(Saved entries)
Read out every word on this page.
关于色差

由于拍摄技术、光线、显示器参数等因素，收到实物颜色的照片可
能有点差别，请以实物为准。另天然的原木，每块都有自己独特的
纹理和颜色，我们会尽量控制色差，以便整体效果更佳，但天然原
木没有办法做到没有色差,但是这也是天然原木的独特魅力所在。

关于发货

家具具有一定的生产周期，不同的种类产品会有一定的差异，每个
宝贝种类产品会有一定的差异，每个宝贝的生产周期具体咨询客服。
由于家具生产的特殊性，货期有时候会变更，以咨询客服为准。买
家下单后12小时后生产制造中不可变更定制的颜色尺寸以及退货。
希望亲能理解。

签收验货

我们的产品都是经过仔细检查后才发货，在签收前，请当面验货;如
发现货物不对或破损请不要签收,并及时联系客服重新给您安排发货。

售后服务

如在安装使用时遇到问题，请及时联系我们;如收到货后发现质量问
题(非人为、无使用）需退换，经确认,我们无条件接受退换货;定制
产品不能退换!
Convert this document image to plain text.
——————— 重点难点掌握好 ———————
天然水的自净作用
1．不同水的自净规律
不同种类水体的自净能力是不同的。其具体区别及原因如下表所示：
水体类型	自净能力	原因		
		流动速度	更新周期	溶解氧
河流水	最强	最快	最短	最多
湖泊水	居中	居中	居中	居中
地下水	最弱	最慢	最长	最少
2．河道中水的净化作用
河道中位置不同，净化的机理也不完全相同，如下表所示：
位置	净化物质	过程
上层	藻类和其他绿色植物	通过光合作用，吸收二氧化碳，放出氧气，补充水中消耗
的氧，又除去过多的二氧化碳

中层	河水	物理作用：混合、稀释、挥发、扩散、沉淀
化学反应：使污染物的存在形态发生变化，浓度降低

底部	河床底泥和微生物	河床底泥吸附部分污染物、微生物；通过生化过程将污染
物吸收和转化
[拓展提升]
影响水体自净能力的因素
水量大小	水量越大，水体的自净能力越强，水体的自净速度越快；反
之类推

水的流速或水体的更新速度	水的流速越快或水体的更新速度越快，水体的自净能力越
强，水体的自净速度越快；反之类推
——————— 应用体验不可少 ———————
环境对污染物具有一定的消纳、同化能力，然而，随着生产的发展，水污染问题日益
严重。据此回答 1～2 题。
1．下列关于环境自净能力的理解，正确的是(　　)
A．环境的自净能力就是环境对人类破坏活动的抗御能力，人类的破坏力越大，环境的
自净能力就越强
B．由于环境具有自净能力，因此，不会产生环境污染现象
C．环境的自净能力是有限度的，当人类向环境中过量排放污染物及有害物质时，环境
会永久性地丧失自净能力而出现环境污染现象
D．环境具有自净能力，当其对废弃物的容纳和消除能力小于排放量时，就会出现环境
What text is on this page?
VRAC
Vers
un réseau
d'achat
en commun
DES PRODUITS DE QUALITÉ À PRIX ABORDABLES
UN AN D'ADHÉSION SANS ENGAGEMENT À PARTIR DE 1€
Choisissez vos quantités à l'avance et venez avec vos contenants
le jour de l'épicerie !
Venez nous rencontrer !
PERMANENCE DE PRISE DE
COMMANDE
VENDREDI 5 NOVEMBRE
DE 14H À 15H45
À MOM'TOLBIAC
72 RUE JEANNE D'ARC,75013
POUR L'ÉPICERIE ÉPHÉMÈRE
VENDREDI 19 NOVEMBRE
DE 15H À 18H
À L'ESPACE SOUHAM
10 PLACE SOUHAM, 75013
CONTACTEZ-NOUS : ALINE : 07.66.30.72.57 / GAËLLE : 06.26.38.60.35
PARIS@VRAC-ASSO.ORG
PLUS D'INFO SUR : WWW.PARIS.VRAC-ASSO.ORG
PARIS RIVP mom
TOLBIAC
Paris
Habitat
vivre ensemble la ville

◆ What is being asked ◆
Identify and copy all lines with the word "page".

◆ Complete response ◆
Read out every word on this page.
What text is on this page?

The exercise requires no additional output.